Would you repeat the listing exactly but omit every picture?

◇ ◇ ◇ ◇ ◇ ◇ ◇

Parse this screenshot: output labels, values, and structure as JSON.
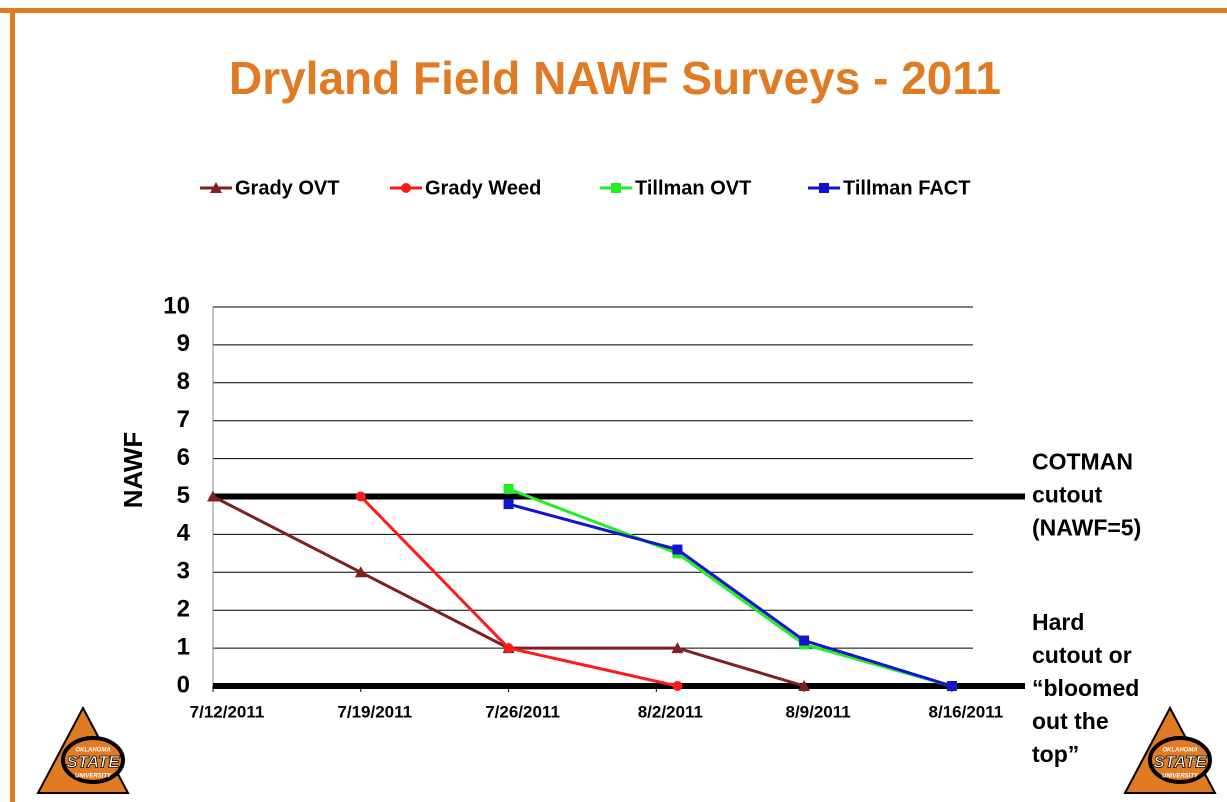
{
  "chart_data": {
    "type": "line",
    "title": "Dryland Field NAWF Surveys - 2011",
    "y_label": "NAWF",
    "xlim": [
      "7/12/2011",
      "8/17/2011"
    ],
    "xticks": [
      "7/12/2011",
      "7/19/2011",
      "7/26/2011",
      "8/2/2011",
      "8/9/2011",
      "8/16/2011"
    ],
    "ylim": [
      0,
      10
    ],
    "yticks": [
      0,
      1,
      2,
      3,
      4,
      5,
      6,
      7,
      8,
      9,
      10
    ],
    "grid": true,
    "legend": "top",
    "series": [
      {
        "name": "Grady OVT",
        "color": "#7f1f1f",
        "marker": "triangle",
        "x": [
          "7/12/2011",
          "7/19/2011",
          "7/26/2011",
          "8/3/2011",
          "8/9/2011"
        ],
        "values": [
          5,
          3,
          1,
          1,
          0
        ]
      },
      {
        "name": "Grady Weed",
        "color": "#ff1a1a",
        "marker": "circle",
        "x": [
          "7/19/2011",
          "7/26/2011",
          "8/3/2011"
        ],
        "values": [
          5,
          1,
          0
        ]
      },
      {
        "name": "Tillman OVT",
        "color": "#22ee22",
        "marker": "square",
        "x": [
          "7/26/2011",
          "8/3/2011",
          "8/9/2011",
          "8/16/2011"
        ],
        "values": [
          5.2,
          3.5,
          1.1,
          0
        ]
      },
      {
        "name": "Tillman FACT",
        "color": "#1414d0",
        "marker": "square",
        "x": [
          "7/26/2011",
          "8/3/2011",
          "8/9/2011",
          "8/16/2011"
        ],
        "values": [
          4.8,
          3.6,
          1.2,
          0
        ]
      }
    ],
    "reference_lines": [
      {
        "y": 5,
        "lines": [
          "COTMAN",
          "cutout",
          "(NAWF=5)"
        ]
      },
      {
        "y": 0,
        "lines": [
          "Hard",
          "cutout or",
          "“bloomed",
          "out the",
          "top”"
        ]
      }
    ]
  },
  "logo": {
    "lines": [
      "OKLAHOMA",
      "STATE",
      "UNIVERSITY"
    ]
  }
}
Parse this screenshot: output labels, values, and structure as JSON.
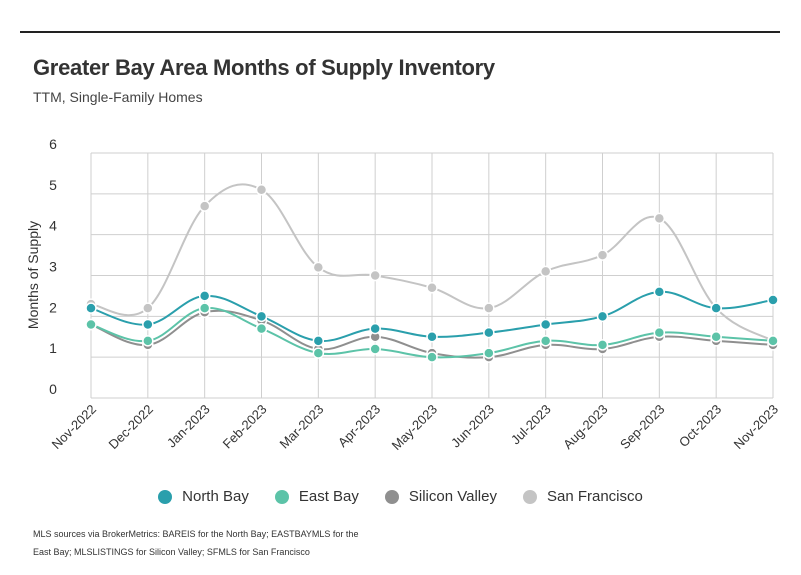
{
  "title": "Greater Bay Area Months of Supply Inventory",
  "subtitle": "TTM, Single-Family Homes",
  "source": "MLS sources via BrokerMetrics: BAREIS for the North Bay; EASTBAYMLS for the East Bay; MLSLISTINGS for Silicon Valley; SFMLS for San Francisco",
  "chart_data": {
    "type": "line",
    "ylabel": "Months of Supply",
    "ylim": [
      0,
      6
    ],
    "yticks": [
      0,
      1,
      2,
      3,
      4,
      5,
      6
    ],
    "grid": true,
    "legend_position": "bottom",
    "categories": [
      "Nov-2022",
      "Dec-2022",
      "Jan-2023",
      "Feb-2023",
      "Mar-2023",
      "Apr-2023",
      "May-2023",
      "Jun-2023",
      "Jul-2023",
      "Aug-2023",
      "Sep-2023",
      "Oct-2023",
      "Nov-2023"
    ],
    "series": [
      {
        "name": "San Francisco",
        "color": "#c4c4c4",
        "values": [
          2.3,
          2.2,
          4.7,
          5.1,
          3.2,
          3.0,
          2.7,
          2.2,
          3.1,
          3.5,
          4.4,
          2.2,
          1.4
        ]
      },
      {
        "name": "Silicon Valley",
        "color": "#8f8f8f",
        "values": [
          1.8,
          1.3,
          2.1,
          1.9,
          1.2,
          1.5,
          1.1,
          1.0,
          1.3,
          1.2,
          1.5,
          1.4,
          1.3
        ]
      },
      {
        "name": "East Bay",
        "color": "#5cc3a8",
        "values": [
          1.8,
          1.4,
          2.2,
          1.7,
          1.1,
          1.2,
          1.0,
          1.1,
          1.4,
          1.3,
          1.6,
          1.5,
          1.4
        ]
      },
      {
        "name": "North Bay",
        "color": "#2a9fac",
        "values": [
          2.2,
          1.8,
          2.5,
          2.0,
          1.4,
          1.7,
          1.5,
          1.6,
          1.8,
          2.0,
          2.6,
          2.2,
          2.4
        ]
      }
    ],
    "legend": [
      "North Bay",
      "East Bay",
      "Silicon Valley",
      "San Francisco"
    ]
  }
}
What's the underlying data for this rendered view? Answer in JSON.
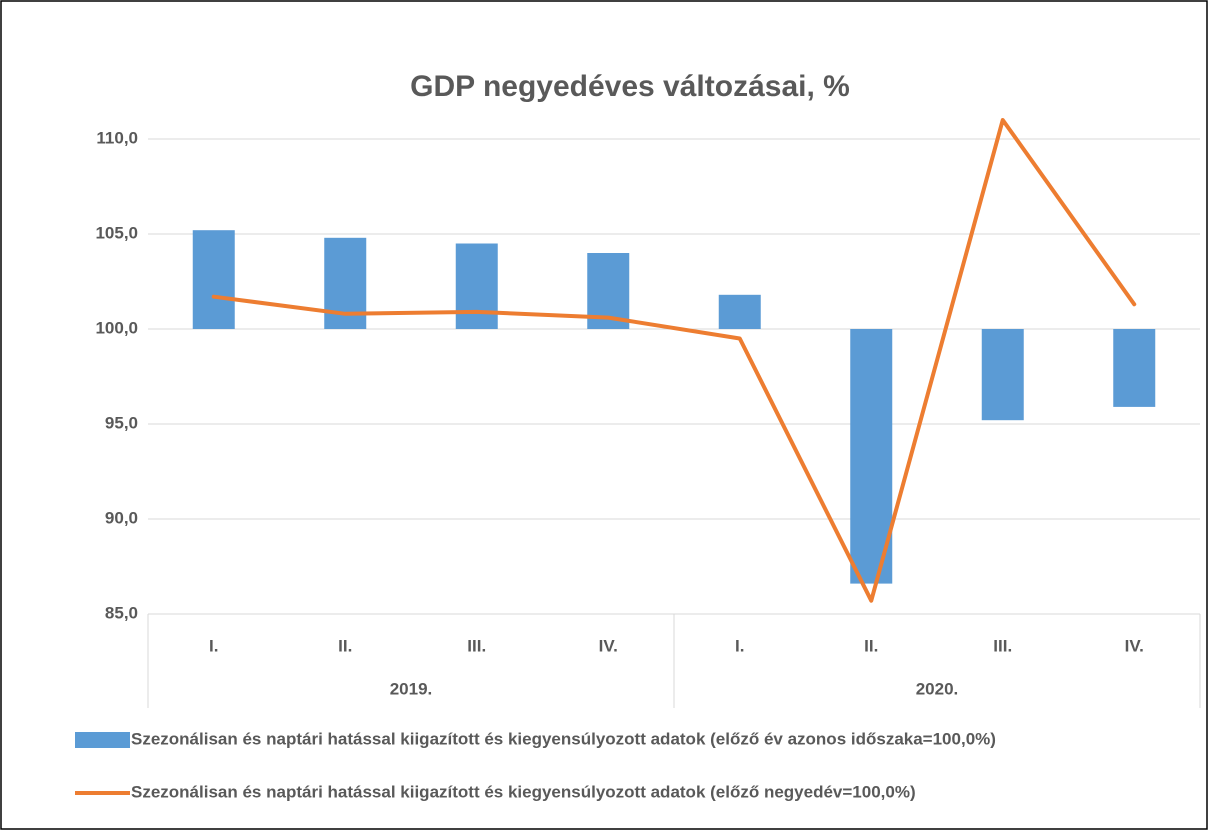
{
  "chart_data": {
    "type": "bar_line",
    "title": "GDP negyedéves változásai, %",
    "categories": [
      "I.",
      "II.",
      "III.",
      "IV.",
      "I.",
      "II.",
      "III.",
      "IV."
    ],
    "groups": [
      {
        "label": "2019.",
        "size": 4
      },
      {
        "label": "2020.",
        "size": 4
      }
    ],
    "series": [
      {
        "name": "Szezonálisan és naptári hatással kiigazított és kiegyensúlyozott adatok (előző év azonos időszaka=100,0%)",
        "type": "bar",
        "color": "#5b9bd5",
        "values": [
          105.2,
          104.8,
          104.5,
          104.0,
          101.8,
          86.6,
          95.2,
          95.9
        ]
      },
      {
        "name": "Szezonálisan és naptári hatással kiigazított és kiegyensúlyozott adatok (előző negyedév=100,0%)",
        "type": "line",
        "color": "#ed7d31",
        "values": [
          101.7,
          100.8,
          100.9,
          100.6,
          99.5,
          85.7,
          111.0,
          101.3
        ]
      }
    ],
    "ylim": [
      85,
      110
    ],
    "yticks": [
      {
        "value": 85,
        "label": "85,0"
      },
      {
        "value": 90,
        "label": "90,0"
      },
      {
        "value": 95,
        "label": "95,0"
      },
      {
        "value": 100,
        "label": "100,0"
      },
      {
        "value": 105,
        "label": "105,0"
      },
      {
        "value": 110,
        "label": "110,0"
      }
    ],
    "xaxis_crosses": 100,
    "grid": true,
    "legend": "bottom"
  }
}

◇ ◇ ◇ ◇ ◇ ◇ ◇

### Written answer
Parse this screenshot: output labels, values, and structure as JSON.
{
  "chart_data": {
    "type": "line",
    "title": "Dryland Field NAWF Surveys - 2011",
    "y_label": "NAWF",
    "xlim": [
      "7/12/2011",
      "8/17/2011"
    ],
    "xticks": [
      "7/12/2011",
      "7/19/2011",
      "7/26/2011",
      "8/2/2011",
      "8/9/2011",
      "8/16/2011"
    ],
    "ylim": [
      0,
      10
    ],
    "yticks": [
      0,
      1,
      2,
      3,
      4,
      5,
      6,
      7,
      8,
      9,
      10
    ],
    "grid": true,
    "legend": "top",
    "series": [
      {
        "name": "Grady OVT",
        "color": "#7f1f1f",
        "marker": "triangle",
        "x": [
          "7/12/2011",
          "7/19/2011",
          "7/26/2011",
          "8/3/2011",
          "8/9/2011"
        ],
        "values": [
          5,
          3,
          1,
          1,
          0
        ]
      },
      {
        "name": "Grady Weed",
        "color": "#ff1a1a",
        "marker": "circle",
        "x": [
          "7/19/2011",
          "7/26/2011",
          "8/3/2011"
        ],
        "values": [
          5,
          1,
          0
        ]
      },
      {
        "name": "Tillman OVT",
        "color": "#22ee22",
        "marker": "square",
        "x": [
          "7/26/2011",
          "8/3/2011",
          "8/9/2011",
          "8/16/2011"
        ],
        "values": [
          5.2,
          3.5,
          1.1,
          0
        ]
      },
      {
        "name": "Tillman FACT",
        "color": "#1414d0",
        "marker": "square",
        "x": [
          "7/26/2011",
          "8/3/2011",
          "8/9/2011",
          "8/16/2011"
        ],
        "values": [
          4.8,
          3.6,
          1.2,
          0
        ]
      }
    ],
    "reference_lines": [
      {
        "y": 5,
        "lines": [
          "COTMAN",
          "cutout",
          "(NAWF=5)"
        ]
      },
      {
        "y": 0,
        "lines": [
          "Hard",
          "cutout or",
          "“bloomed",
          "out the",
          "top”"
        ]
      }
    ]
  },
  "logo": {
    "lines": [
      "OKLAHOMA",
      "STATE",
      "UNIVERSITY"
    ]
  }
}
Parse this screenshot: output labels, values, and structure as JSON.
{
  "title": "Greater Bay Area Months of Supply Inventory",
  "subtitle": "TTM, Single-Family Homes",
  "source": "MLS sources via BrokerMetrics: BAREIS for the North Bay; EASTBAYMLS for the East Bay; MLSLISTINGS for Silicon Valley; SFMLS for San Francisco",
  "chart_data": {
    "type": "line",
    "ylabel": "Months of Supply",
    "ylim": [
      0,
      6
    ],
    "yticks": [
      0,
      1,
      2,
      3,
      4,
      5,
      6
    ],
    "grid": true,
    "legend_position": "bottom",
    "categories": [
      "Nov-2022",
      "Dec-2022",
      "Jan-2023",
      "Feb-2023",
      "Mar-2023",
      "Apr-2023",
      "May-2023",
      "Jun-2023",
      "Jul-2023",
      "Aug-2023",
      "Sep-2023",
      "Oct-2023",
      "Nov-2023"
    ],
    "series": [
      {
        "name": "San Francisco",
        "color": "#c4c4c4",
        "values": [
          2.3,
          2.2,
          4.7,
          5.1,
          3.2,
          3.0,
          2.7,
          2.2,
          3.1,
          3.5,
          4.4,
          2.2,
          1.4
        ]
      },
      {
        "name": "Silicon Valley",
        "color": "#8f8f8f",
        "values": [
          1.8,
          1.3,
          2.1,
          1.9,
          1.2,
          1.5,
          1.1,
          1.0,
          1.3,
          1.2,
          1.5,
          1.4,
          1.3
        ]
      },
      {
        "name": "East Bay",
        "color": "#5cc3a8",
        "values": [
          1.8,
          1.4,
          2.2,
          1.7,
          1.1,
          1.2,
          1.0,
          1.1,
          1.4,
          1.3,
          1.6,
          1.5,
          1.4
        ]
      },
      {
        "name": "North Bay",
        "color": "#2a9fac",
        "values": [
          2.2,
          1.8,
          2.5,
          2.0,
          1.4,
          1.7,
          1.5,
          1.6,
          1.8,
          2.0,
          2.6,
          2.2,
          2.4
        ]
      }
    ],
    "legend": [
      "North Bay",
      "East Bay",
      "Silicon Valley",
      "San Francisco"
    ]
  }
}
What's the underlying data for this rendered view? Answer in JSON.
{
  "chart_data": {
    "type": "bar_line",
    "title": "GDP negyedéves változásai, %",
    "categories": [
      "I.",
      "II.",
      "III.",
      "IV.",
      "I.",
      "II.",
      "III.",
      "IV."
    ],
    "groups": [
      {
        "label": "2019.",
        "size": 4
      },
      {
        "label": "2020.",
        "size": 4
      }
    ],
    "series": [
      {
        "name": "Szezonálisan és naptári hatással kiigazított és kiegyensúlyozott adatok (előző év azonos időszaka=100,0%)",
        "type": "bar",
        "color": "#5b9bd5",
        "values": [
          105.2,
          104.8,
          104.5,
          104.0,
          101.8,
          86.6,
          95.2,
          95.9
        ]
      },
      {
        "name": "Szezonálisan és naptári hatással kiigazított és kiegyensúlyozott adatok (előző negyedév=100,0%)",
        "type": "line",
        "color": "#ed7d31",
        "values": [
          101.7,
          100.8,
          100.9,
          100.6,
          99.5,
          85.7,
          111.0,
          101.3
        ]
      }
    ],
    "ylim": [
      85,
      110
    ],
    "yticks": [
      {
        "value": 85,
        "label": "85,0"
      },
      {
        "value": 90,
        "label": "90,0"
      },
      {
        "value": 95,
        "label": "95,0"
      },
      {
        "value": 100,
        "label": "100,0"
      },
      {
        "value": 105,
        "label": "105,0"
      },
      {
        "value": 110,
        "label": "110,0"
      }
    ],
    "xaxis_crosses": 100,
    "grid": true,
    "legend": "bottom"
  }
}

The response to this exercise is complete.